Exercise material:
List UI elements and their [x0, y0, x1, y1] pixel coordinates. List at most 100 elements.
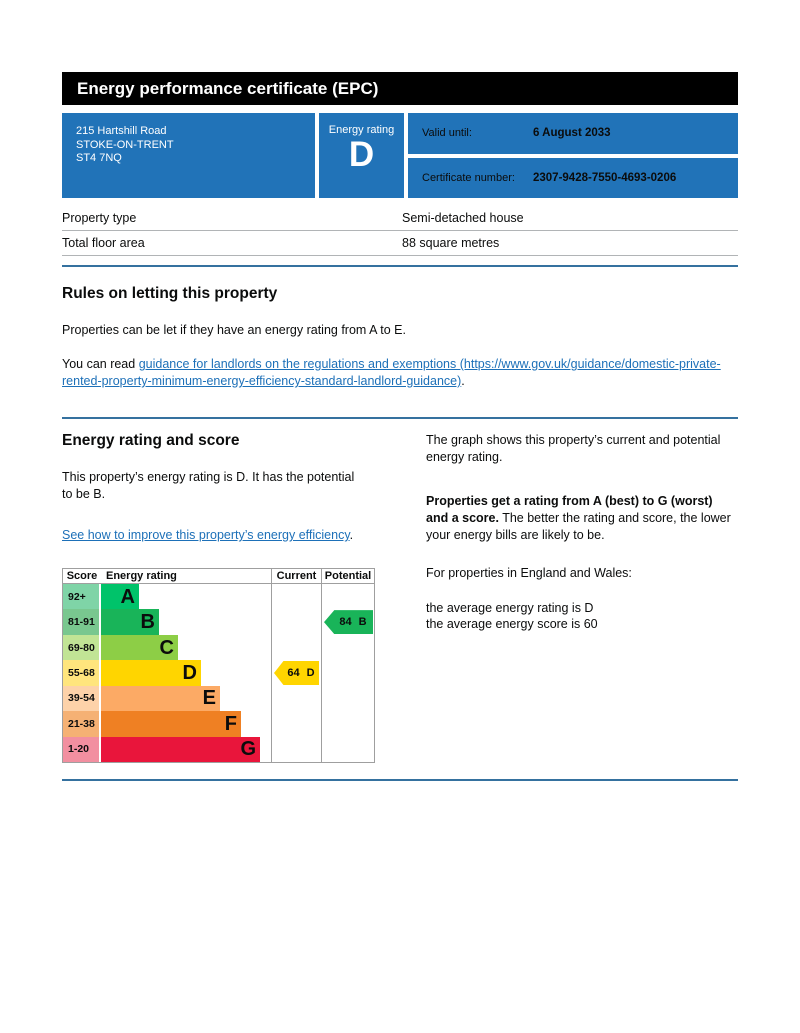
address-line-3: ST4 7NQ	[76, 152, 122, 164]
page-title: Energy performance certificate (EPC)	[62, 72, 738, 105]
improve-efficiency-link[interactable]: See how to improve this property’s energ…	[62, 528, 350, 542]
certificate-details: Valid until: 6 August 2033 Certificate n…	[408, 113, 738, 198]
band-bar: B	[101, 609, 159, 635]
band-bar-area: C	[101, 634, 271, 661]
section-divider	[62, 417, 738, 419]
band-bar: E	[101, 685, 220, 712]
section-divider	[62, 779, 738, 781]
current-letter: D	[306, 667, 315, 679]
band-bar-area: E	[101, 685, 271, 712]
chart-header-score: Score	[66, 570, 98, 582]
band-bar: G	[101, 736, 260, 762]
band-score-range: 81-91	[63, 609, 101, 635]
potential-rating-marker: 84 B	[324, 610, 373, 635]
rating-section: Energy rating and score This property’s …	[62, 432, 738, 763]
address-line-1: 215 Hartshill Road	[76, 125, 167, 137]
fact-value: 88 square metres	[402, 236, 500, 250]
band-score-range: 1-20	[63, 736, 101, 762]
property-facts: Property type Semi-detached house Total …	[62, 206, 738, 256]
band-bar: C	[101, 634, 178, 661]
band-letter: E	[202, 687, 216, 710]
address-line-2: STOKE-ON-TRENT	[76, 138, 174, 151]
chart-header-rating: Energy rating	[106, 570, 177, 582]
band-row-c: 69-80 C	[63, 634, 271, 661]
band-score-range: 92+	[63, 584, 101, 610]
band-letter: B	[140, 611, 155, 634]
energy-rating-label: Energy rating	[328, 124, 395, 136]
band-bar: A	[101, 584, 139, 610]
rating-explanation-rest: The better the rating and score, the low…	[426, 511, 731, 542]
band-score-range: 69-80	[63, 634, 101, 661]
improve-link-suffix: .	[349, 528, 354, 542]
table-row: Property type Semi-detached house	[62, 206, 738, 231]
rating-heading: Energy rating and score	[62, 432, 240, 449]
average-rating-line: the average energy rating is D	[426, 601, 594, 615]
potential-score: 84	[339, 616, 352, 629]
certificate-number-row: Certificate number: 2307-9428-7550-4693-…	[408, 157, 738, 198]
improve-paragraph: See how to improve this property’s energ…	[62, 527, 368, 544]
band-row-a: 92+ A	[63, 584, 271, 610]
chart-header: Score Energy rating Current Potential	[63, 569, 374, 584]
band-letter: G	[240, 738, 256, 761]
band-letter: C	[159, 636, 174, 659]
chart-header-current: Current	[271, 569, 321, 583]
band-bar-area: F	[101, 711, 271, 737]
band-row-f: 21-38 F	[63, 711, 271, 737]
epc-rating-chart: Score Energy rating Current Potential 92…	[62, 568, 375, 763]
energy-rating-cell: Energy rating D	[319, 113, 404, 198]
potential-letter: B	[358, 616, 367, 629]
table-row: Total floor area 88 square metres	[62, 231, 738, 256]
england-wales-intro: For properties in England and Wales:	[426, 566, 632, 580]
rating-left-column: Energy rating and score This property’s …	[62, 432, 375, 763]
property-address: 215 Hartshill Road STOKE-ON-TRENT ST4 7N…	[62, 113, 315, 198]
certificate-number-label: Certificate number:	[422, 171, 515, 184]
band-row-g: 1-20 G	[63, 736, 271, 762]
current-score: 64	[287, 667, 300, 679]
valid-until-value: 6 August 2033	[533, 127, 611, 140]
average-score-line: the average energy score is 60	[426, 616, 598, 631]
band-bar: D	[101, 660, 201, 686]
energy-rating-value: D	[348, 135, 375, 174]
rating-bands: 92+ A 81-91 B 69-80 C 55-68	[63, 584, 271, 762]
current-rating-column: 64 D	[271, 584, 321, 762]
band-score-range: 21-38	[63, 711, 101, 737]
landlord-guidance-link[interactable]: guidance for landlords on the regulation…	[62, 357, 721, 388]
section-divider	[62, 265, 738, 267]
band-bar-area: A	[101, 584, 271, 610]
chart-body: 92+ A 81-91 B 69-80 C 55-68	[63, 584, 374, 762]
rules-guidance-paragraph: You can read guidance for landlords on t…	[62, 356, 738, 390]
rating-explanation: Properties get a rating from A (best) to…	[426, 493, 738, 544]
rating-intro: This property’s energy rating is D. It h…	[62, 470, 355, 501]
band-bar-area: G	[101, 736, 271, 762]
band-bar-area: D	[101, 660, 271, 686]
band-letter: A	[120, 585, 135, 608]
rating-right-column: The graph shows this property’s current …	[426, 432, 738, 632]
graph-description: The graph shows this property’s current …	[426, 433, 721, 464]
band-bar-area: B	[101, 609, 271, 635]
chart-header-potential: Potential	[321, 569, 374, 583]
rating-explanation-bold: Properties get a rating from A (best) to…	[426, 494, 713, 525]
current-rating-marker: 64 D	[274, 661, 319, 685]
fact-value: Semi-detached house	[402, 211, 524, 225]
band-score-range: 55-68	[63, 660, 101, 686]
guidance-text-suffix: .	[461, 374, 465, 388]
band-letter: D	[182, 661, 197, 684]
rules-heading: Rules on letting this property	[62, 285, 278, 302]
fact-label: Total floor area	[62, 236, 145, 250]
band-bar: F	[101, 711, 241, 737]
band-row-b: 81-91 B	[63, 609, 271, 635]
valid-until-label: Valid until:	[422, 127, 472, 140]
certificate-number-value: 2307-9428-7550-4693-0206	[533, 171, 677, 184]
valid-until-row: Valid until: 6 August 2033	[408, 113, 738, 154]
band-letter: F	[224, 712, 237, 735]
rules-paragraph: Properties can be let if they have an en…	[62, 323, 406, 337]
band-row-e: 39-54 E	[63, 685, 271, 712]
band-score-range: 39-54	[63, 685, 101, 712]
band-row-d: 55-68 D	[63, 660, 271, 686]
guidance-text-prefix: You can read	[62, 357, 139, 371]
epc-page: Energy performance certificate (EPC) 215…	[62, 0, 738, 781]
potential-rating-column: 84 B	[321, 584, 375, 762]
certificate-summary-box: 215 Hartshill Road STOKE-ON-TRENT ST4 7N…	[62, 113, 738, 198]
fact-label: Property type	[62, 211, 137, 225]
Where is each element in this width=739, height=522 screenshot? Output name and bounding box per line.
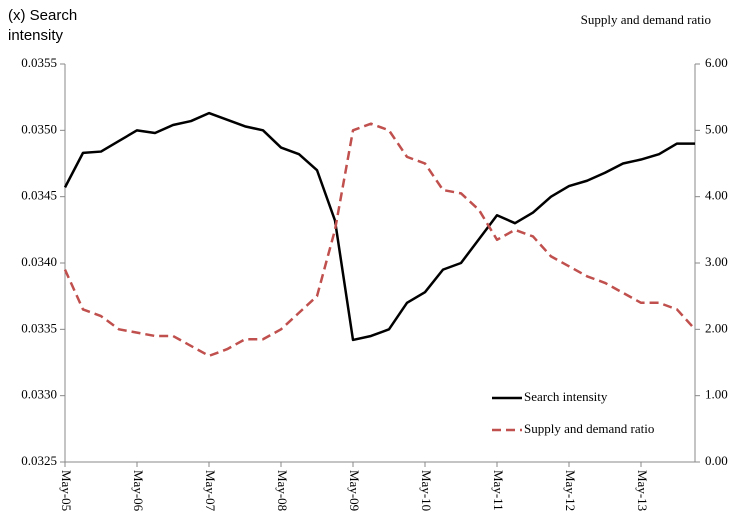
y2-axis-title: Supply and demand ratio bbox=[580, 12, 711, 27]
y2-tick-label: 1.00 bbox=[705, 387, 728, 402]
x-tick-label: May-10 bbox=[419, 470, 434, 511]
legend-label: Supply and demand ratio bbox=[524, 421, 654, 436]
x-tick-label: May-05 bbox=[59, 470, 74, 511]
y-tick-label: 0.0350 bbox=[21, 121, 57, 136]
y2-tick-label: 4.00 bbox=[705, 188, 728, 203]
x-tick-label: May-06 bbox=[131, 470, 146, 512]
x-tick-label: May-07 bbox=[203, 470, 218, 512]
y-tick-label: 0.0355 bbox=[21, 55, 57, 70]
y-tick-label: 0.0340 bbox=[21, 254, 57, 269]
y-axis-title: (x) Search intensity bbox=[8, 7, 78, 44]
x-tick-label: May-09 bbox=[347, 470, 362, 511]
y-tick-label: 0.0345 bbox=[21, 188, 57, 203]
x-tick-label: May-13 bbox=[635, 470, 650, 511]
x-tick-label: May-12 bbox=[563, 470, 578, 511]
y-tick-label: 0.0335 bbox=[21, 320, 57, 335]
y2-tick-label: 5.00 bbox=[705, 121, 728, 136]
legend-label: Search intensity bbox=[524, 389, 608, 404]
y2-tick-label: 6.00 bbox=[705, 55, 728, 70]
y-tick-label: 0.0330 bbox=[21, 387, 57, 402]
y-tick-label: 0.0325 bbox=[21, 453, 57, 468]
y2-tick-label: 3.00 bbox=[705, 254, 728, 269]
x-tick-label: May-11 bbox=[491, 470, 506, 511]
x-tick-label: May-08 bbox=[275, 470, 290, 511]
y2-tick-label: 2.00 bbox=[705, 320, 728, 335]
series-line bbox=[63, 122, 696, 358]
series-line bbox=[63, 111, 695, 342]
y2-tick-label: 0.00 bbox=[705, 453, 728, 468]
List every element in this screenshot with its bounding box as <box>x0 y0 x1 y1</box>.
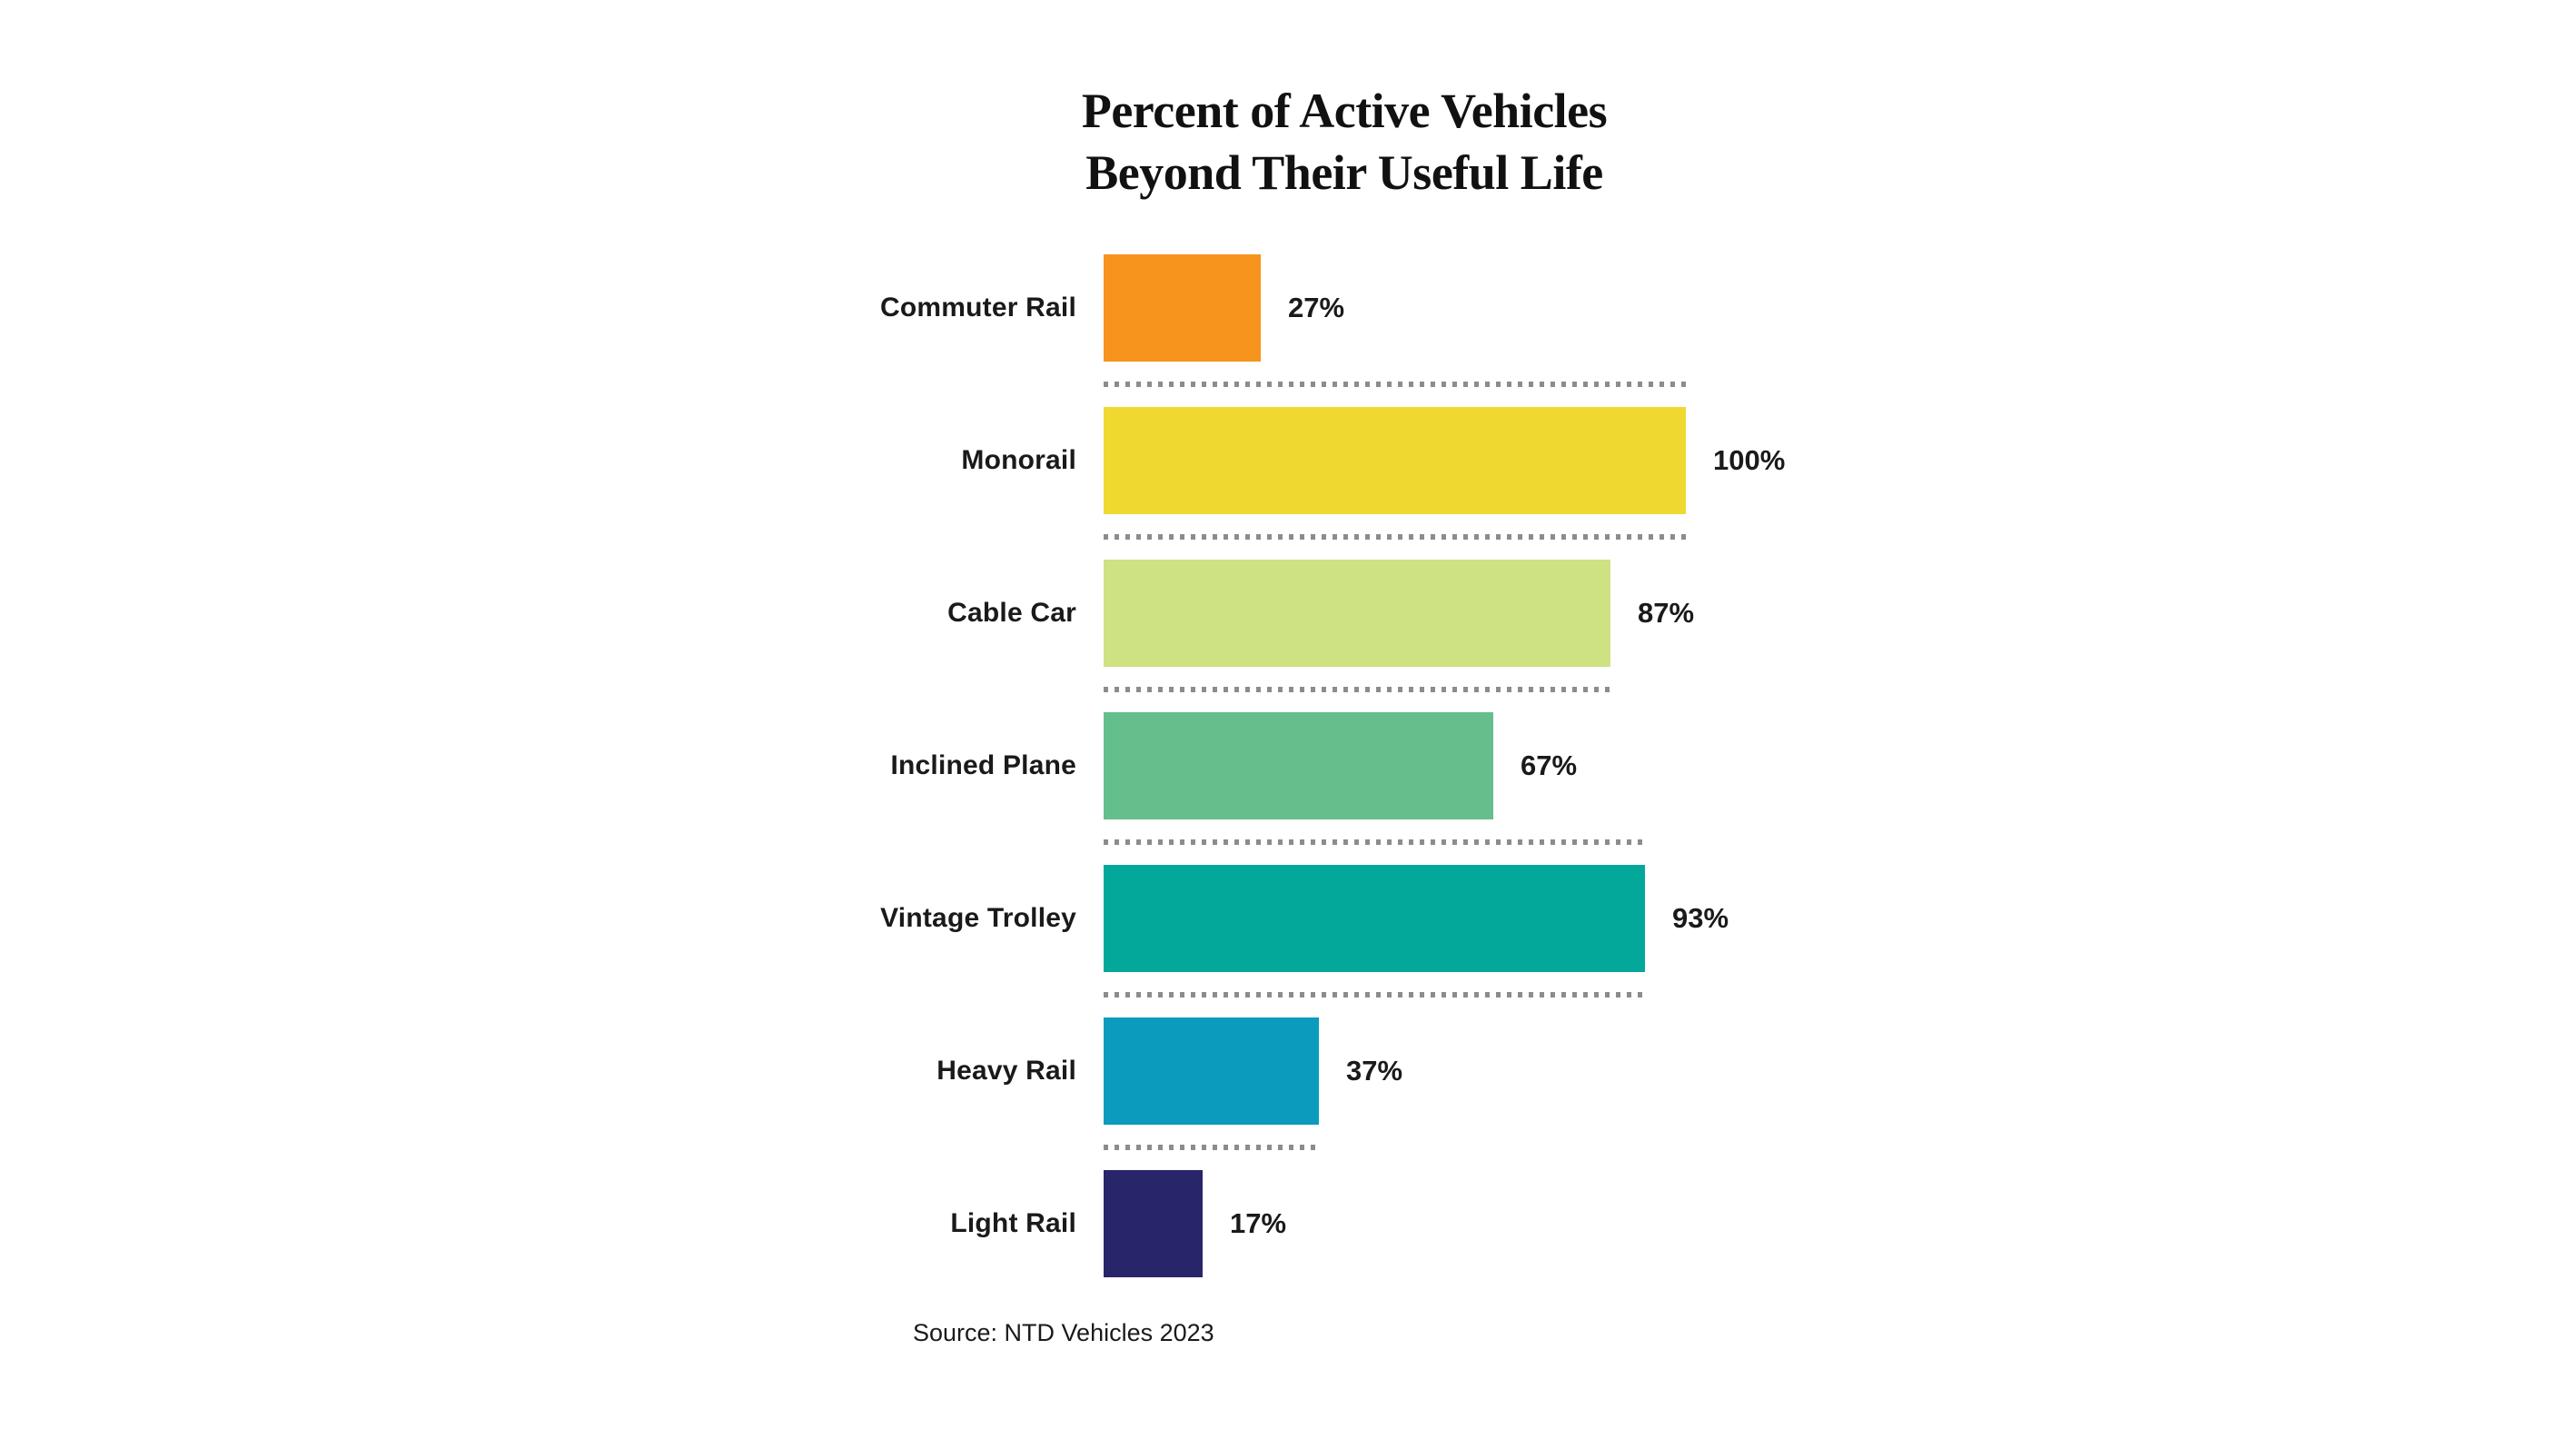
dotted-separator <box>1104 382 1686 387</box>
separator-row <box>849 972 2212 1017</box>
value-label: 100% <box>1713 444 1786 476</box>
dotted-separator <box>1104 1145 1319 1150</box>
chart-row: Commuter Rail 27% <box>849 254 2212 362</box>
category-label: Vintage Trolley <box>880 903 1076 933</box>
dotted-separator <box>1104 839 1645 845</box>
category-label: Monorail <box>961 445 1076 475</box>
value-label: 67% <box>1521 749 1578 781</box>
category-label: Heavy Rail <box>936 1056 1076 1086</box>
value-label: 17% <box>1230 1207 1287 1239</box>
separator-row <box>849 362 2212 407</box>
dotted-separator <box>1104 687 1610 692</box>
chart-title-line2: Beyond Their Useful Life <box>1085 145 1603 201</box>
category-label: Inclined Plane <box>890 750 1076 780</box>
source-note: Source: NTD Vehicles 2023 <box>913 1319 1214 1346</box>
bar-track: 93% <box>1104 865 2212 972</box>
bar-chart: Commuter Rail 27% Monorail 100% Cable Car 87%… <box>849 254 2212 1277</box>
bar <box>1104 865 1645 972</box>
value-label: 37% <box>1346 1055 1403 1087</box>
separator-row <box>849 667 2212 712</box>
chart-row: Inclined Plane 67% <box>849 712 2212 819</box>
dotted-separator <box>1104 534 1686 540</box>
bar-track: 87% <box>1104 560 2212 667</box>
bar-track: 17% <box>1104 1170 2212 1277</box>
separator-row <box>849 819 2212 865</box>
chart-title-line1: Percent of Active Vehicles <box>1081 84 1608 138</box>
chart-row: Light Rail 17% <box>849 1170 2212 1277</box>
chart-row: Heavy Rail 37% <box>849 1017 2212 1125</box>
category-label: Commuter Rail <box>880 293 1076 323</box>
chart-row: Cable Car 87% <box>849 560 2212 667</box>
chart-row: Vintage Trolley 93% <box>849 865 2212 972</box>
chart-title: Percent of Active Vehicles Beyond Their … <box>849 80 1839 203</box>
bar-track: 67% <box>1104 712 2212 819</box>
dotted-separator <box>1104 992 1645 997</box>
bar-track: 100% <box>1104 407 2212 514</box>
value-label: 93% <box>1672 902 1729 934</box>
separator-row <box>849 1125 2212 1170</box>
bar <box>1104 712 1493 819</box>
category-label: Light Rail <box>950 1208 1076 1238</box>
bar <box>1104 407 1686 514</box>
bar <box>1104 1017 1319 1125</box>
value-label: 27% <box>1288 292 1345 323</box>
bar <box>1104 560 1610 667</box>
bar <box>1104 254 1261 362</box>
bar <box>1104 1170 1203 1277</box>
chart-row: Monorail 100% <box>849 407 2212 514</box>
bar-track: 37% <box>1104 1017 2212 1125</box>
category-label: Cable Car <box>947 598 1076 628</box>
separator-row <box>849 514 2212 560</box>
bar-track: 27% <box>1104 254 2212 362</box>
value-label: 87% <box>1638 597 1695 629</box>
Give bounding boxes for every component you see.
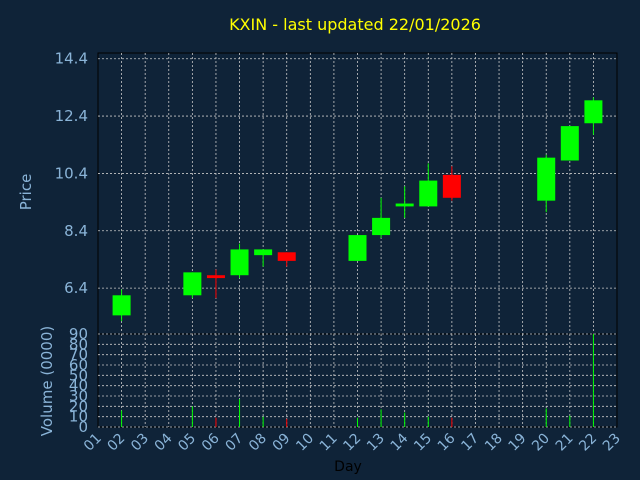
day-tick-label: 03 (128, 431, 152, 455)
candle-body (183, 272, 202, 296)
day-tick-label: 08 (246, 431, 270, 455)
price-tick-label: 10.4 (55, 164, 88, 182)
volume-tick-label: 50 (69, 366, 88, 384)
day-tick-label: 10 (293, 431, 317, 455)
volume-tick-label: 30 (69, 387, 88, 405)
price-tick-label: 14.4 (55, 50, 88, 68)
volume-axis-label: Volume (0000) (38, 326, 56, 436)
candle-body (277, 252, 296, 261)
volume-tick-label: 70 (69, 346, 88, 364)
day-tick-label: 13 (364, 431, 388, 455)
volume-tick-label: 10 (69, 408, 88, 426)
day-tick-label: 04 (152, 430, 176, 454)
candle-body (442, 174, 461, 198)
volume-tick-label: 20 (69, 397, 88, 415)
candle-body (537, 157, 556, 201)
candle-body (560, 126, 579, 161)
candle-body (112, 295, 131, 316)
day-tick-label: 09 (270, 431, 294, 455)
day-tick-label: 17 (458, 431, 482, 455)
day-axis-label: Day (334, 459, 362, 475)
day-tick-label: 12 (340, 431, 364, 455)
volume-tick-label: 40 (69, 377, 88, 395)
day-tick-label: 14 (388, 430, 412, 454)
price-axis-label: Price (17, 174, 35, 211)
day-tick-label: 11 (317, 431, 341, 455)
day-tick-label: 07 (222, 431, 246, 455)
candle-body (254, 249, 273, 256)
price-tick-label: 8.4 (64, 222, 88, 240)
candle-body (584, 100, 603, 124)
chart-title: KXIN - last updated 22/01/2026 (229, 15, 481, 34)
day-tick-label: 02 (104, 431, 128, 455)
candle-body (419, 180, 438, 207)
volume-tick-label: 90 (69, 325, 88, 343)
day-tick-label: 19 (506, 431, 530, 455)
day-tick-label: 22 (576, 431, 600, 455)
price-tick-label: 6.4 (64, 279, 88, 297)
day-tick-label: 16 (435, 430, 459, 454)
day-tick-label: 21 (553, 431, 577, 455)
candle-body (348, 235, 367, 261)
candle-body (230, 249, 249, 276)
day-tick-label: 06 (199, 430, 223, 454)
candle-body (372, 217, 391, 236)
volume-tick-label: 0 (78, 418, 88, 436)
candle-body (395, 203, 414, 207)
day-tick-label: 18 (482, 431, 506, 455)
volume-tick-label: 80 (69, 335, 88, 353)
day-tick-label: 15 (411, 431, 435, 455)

Objective: Copy out the rows word for word, starting with the one containing "dotted-separator <box>1104 382 1686 387</box>" and ending with the one containing "source-note: Source: NTD", both included.

Task result:
dotted-separator <box>1104 382 1686 387</box>
separator-row <box>849 972 2212 1017</box>
value-label: 100% <box>1713 444 1786 476</box>
dotted-separator <box>1104 1145 1319 1150</box>
chart-row: Commuter Rail 27% <box>849 254 2212 362</box>
category-label: Vintage Trolley <box>880 903 1076 933</box>
dotted-separator <box>1104 839 1645 845</box>
category-label: Monorail <box>961 445 1076 475</box>
value-label: 67% <box>1521 749 1578 781</box>
category-label: Heavy Rail <box>936 1056 1076 1086</box>
value-label: 17% <box>1230 1207 1287 1239</box>
separator-row <box>849 362 2212 407</box>
dotted-separator <box>1104 687 1610 692</box>
chart-title-line2: Beyond Their Useful Life <box>1085 145 1603 201</box>
category-label: Inclined Plane <box>890 750 1076 780</box>
source-note: Source: NTD Vehicles 2023 <box>913 1319 1214 1346</box>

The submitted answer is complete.